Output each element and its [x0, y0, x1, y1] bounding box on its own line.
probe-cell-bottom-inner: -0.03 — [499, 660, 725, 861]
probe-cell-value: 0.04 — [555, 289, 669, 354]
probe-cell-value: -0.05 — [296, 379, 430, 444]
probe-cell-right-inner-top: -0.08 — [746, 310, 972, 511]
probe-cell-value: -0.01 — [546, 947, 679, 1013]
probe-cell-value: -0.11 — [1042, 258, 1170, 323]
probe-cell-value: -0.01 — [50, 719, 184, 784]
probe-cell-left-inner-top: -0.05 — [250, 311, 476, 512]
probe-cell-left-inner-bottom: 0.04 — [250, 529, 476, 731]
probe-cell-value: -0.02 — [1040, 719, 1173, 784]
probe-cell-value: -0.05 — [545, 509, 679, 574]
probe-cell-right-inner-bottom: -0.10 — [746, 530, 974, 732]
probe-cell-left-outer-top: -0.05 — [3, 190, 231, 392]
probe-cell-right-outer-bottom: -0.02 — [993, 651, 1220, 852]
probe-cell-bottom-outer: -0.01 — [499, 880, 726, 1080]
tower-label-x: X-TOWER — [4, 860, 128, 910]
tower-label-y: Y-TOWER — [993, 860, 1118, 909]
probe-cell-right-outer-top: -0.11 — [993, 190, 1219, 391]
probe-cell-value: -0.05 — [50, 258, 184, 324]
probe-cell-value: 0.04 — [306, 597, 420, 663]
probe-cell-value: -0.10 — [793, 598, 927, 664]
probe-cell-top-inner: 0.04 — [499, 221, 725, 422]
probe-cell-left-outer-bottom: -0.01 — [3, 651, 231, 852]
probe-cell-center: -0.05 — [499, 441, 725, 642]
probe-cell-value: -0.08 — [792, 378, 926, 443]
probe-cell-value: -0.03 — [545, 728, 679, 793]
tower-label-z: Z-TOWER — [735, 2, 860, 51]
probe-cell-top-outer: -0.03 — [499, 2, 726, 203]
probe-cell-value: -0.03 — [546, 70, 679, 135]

● ● ● ● ● ● ●

#### Short task
Please print every line of the items above again, character for character and in the same order.

#### Solution to this task
Output each element and its [x0, y0, x1, y1] bounding box on its own line.
probe-cell-bottom-inner: -0.03 — [499, 660, 725, 861]
probe-cell-value: 0.04 — [555, 289, 669, 354]
probe-cell-value: -0.05 — [296, 379, 430, 444]
probe-cell-right-inner-top: -0.08 — [746, 310, 972, 511]
probe-cell-value: -0.01 — [546, 947, 679, 1013]
probe-cell-value: -0.11 — [1042, 258, 1170, 323]
probe-cell-value: -0.01 — [50, 719, 184, 784]
probe-cell-left-inner-top: -0.05 — [250, 311, 476, 512]
probe-cell-left-inner-bottom: 0.04 — [250, 529, 476, 731]
probe-cell-value: -0.02 — [1040, 719, 1173, 784]
probe-cell-value: -0.05 — [545, 509, 679, 574]
probe-cell-right-inner-bottom: -0.10 — [746, 530, 974, 732]
probe-cell-left-outer-top: -0.05 — [3, 190, 231, 392]
probe-cell-right-outer-bottom: -0.02 — [993, 651, 1220, 852]
probe-cell-bottom-outer: -0.01 — [499, 880, 726, 1080]
tower-label-x: X-TOWER — [4, 860, 128, 910]
tower-label-y: Y-TOWER — [993, 860, 1118, 909]
probe-cell-right-outer-top: -0.11 — [993, 190, 1219, 391]
probe-cell-value: -0.05 — [50, 258, 184, 324]
probe-cell-value: 0.04 — [306, 597, 420, 663]
probe-cell-value: -0.10 — [793, 598, 927, 664]
probe-cell-top-inner: 0.04 — [499, 221, 725, 422]
probe-cell-left-outer-bottom: -0.01 — [3, 651, 231, 852]
probe-cell-center: -0.05 — [499, 441, 725, 642]
probe-cell-value: -0.08 — [792, 378, 926, 443]
probe-cell-value: -0.03 — [545, 728, 679, 793]
tower-label-z: Z-TOWER — [735, 2, 860, 51]
probe-cell-top-outer: -0.03 — [499, 2, 726, 203]
probe-cell-value: -0.03 — [546, 70, 679, 135]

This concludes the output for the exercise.